Extracts from a graphics dataset
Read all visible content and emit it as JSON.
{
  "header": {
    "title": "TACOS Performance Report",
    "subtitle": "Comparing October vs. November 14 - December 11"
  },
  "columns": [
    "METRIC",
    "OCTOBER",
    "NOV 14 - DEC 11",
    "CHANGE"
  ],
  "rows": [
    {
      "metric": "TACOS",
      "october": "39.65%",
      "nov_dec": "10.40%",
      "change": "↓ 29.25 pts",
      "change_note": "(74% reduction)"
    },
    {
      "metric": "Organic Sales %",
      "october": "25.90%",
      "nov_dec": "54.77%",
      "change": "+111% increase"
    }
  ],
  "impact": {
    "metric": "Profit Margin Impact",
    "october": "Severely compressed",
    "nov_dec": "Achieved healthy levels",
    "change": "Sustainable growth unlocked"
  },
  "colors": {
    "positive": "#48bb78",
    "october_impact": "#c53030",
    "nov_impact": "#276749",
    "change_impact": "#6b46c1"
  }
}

- TO BE DONE: Retype the material in full. Each word must match.

- WRITTEN SOLUTION:
Read all visible content and emit it as JSON.
{
  "header": {
    "title": "TACOS Performance Report",
    "subtitle": "Comparing October vs. November 14 - December 11"
  },
  "columns": [
    "METRIC",
    "OCTOBER",
    "NOV 14 - DEC 11",
    "CHANGE"
  ],
  "rows": [
    {
      "metric": "TACOS",
      "october": "39.65%",
      "nov_dec": "10.40%",
      "change": "↓ 29.25 pts",
      "change_note": "(74% reduction)"
    },
    {
      "metric": "Organic Sales %",
      "october": "25.90%",
      "nov_dec": "54.77%",
      "change": "+111% increase"
    }
  ],
  "impact": {
    "metric": "Profit Margin Impact",
    "october": "Severely compressed",
    "nov_dec": "Achieved healthy levels",
    "change": "Sustainable growth unlocked"
  },
  "colors": {
    "positive": "#48bb78",
    "october_impact": "#c53030",
    "nov_impact": "#276749",
    "change_impact": "#6b46c1"
  }
}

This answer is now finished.